● 閱讀節選:

____

用自己的資料集訓練tf-ssd模型

阿新 • • 發佈：2019-01-04

資料集製作

因為老闆接的豐田的一個專案，工廠那邊要求能識別出雨天打傘的行人、交通錐形桶、躺在地上的人等，PASCAL VOC的資料集類別裡沒這些，是滿足不了他們要求了，所以要去製作資料集訓練網路。我們去現場拍了些視訊，然後用我之前寫的一個指令碼解析，得到原始圖片，拿給實驗室的學弟學妹們標註。標註工具也是github上一個開源專案，作者搞了個GUI，生成帶標籤的.xml檔案，這裡也想感謝他。https://github.com/tzutalin/labelImg

標註完了之後得到大量的.xml檔案，然後我們需要將這些資料做成VOC的一樣格式。先來看看VOC的訓練集是什麼樣的：

因為只是做檢測，生成Annotations、ImageSets、JPEGImages這三個資料夾就可以了。後面的兩個segmentation還有一個test，這三個夾子不用管。Annotations是用來放.xml檔案的，JPEGImages放原始的jpg圖片，像這樣：

ImageSets這個夾子開啟長這樣：

我們只要生成Main資料夾就可以了，這個資料夾是用來存放資料對應的.txt檔案的。開啟Main：

其他的都不重要，生成這三個畫圈的檔案加一個test.txt就行了。利用程式生成test.txt, train.txt, trainval.txt, val.txt, 程式碼如下：

import os  
import random   
  
xmlfilepath=r'/home/ogai/ngy/nissd/mydataset/Annotations'  
saveBasePath=r"/home/ogai/ngy/nissd/"

____

元素出現位置記錄:
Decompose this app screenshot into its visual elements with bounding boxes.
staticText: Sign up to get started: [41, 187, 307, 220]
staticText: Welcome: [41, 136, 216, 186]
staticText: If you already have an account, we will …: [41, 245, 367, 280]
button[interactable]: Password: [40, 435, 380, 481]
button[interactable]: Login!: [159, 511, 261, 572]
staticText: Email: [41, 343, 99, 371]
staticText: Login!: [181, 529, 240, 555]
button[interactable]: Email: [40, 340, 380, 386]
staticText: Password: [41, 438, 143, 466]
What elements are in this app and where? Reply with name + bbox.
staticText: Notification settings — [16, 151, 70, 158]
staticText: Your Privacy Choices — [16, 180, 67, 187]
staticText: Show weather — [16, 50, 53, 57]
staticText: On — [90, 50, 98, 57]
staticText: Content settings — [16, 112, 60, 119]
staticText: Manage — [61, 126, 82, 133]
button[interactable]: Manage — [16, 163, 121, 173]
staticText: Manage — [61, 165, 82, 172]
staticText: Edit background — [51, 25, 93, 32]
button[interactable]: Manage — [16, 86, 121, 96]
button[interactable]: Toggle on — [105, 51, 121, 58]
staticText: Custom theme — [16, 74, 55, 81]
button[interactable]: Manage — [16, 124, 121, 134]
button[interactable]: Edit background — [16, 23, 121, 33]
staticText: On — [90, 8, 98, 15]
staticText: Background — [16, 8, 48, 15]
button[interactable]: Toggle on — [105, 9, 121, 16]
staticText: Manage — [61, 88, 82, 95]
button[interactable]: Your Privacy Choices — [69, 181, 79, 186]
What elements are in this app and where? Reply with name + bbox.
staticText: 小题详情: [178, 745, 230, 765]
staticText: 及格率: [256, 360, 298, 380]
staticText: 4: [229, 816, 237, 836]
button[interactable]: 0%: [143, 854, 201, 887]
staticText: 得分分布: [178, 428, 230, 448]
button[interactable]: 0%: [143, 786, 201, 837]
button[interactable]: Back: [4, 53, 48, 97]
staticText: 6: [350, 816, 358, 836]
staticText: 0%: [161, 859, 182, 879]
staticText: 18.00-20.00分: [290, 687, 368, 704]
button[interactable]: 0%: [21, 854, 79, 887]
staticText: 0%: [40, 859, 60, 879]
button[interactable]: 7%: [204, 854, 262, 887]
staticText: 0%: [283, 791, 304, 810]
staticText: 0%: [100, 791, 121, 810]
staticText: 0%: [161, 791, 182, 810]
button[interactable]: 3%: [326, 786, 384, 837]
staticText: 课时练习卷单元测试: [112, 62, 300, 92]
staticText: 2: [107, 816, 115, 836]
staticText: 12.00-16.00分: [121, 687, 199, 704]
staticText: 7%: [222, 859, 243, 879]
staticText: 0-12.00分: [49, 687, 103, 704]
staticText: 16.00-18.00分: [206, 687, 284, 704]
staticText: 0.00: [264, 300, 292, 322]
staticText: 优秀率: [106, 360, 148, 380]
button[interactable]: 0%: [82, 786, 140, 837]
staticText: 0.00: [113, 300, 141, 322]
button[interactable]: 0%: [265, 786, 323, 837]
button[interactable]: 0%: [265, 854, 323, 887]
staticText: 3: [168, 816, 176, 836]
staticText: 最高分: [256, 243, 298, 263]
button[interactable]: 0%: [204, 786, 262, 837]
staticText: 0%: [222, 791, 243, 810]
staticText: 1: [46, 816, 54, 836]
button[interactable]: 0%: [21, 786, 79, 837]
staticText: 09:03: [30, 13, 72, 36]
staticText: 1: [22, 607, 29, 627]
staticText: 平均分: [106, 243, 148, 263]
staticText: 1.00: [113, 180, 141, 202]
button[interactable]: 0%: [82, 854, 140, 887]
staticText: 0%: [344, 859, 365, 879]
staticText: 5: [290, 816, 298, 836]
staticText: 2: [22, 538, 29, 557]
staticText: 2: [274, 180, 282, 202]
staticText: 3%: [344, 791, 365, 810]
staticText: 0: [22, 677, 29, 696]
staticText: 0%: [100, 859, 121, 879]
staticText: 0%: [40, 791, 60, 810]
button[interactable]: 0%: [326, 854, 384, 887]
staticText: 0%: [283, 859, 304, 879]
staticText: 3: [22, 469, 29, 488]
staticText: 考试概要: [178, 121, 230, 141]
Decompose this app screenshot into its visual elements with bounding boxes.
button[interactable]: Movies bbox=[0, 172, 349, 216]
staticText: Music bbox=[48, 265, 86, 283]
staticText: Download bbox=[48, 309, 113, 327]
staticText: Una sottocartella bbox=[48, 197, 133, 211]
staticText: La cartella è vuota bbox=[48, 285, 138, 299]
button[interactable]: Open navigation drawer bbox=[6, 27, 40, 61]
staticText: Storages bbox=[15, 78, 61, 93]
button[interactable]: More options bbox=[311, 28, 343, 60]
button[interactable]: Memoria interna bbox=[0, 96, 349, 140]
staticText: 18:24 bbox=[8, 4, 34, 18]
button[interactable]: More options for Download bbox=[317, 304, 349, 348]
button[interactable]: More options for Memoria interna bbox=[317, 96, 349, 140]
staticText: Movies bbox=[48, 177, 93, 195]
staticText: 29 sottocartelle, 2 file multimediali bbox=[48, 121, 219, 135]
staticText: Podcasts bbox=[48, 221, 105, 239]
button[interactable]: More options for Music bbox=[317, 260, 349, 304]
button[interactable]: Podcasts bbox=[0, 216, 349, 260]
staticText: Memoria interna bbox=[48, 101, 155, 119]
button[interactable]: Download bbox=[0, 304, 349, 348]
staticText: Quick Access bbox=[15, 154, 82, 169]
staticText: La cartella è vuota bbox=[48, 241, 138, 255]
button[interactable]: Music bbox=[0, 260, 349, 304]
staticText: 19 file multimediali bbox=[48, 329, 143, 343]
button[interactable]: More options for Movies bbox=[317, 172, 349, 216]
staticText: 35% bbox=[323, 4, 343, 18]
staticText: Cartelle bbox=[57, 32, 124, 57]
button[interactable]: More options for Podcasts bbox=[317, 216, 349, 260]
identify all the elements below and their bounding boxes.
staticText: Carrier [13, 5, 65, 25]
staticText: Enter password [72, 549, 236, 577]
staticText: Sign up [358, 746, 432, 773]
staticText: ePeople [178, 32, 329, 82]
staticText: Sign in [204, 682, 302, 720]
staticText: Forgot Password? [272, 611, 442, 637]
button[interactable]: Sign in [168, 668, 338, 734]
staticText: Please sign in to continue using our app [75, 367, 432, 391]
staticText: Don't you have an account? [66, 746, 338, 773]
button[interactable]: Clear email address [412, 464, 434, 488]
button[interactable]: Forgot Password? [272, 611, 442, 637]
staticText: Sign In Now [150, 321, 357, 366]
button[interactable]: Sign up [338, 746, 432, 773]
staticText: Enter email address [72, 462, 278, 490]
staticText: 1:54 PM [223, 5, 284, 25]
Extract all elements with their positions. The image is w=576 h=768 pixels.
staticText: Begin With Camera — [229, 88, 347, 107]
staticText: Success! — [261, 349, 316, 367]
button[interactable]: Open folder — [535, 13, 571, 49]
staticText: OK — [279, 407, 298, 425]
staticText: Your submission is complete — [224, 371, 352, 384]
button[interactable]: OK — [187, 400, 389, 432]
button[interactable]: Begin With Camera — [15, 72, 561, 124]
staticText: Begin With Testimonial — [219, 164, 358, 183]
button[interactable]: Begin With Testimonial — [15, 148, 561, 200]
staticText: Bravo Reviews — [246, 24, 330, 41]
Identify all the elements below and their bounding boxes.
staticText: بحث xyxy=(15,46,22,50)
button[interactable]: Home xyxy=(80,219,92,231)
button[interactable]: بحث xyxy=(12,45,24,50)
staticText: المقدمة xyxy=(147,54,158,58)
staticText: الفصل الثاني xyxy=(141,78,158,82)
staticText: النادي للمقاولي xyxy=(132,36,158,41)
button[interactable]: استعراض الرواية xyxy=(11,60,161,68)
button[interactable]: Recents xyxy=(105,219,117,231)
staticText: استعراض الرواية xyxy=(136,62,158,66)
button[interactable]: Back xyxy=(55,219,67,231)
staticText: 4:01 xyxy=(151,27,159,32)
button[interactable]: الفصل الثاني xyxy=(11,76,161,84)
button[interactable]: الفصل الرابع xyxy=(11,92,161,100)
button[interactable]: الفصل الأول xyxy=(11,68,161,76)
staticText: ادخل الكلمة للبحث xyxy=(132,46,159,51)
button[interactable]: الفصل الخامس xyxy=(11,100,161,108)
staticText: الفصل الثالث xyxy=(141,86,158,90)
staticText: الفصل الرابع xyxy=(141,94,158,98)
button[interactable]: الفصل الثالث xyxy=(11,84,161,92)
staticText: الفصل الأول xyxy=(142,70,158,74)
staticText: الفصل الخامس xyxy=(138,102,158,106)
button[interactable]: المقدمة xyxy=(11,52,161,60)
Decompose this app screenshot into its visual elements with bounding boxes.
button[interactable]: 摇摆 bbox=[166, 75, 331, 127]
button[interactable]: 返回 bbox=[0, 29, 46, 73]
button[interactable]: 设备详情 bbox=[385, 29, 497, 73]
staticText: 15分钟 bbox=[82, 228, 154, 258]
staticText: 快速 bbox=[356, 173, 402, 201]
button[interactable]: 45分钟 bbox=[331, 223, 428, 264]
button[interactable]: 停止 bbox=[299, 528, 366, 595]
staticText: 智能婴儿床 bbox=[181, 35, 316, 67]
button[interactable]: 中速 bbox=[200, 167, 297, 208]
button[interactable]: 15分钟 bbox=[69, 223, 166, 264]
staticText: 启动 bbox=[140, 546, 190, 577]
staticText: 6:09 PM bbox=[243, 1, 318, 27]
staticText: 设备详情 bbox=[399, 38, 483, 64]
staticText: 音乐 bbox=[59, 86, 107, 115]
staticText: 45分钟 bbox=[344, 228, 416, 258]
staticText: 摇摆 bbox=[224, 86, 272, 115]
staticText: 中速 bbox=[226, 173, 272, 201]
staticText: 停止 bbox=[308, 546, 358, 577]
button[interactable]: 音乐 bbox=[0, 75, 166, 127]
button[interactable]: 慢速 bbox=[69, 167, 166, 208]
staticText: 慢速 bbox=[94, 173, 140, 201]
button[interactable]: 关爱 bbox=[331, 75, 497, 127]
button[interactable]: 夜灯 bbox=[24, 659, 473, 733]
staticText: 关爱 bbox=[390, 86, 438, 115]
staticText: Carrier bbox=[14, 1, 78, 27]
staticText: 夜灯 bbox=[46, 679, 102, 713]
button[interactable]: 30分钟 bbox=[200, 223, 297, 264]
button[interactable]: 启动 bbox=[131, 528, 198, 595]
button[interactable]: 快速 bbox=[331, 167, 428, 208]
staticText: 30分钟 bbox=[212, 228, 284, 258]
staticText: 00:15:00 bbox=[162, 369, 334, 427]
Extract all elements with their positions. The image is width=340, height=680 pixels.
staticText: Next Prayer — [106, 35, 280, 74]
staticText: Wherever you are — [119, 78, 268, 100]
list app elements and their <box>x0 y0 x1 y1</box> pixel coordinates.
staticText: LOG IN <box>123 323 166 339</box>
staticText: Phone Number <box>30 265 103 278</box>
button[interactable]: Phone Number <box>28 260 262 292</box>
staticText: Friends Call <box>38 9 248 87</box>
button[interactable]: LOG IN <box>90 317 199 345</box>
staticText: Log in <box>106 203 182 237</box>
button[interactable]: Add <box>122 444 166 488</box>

____

● 作業說明:
根據閱讀節選，製作資料集時為何只需生成Annotations、ImageSets、JPEGImages這三個資料夾？請用一到三句話說明。 作答時用不到這些條目。

● 練習作答:
因為這裡只是做檢測，生成這三個資料夾就夠了。兩個segmentation資料夾和test資料夾都不用管。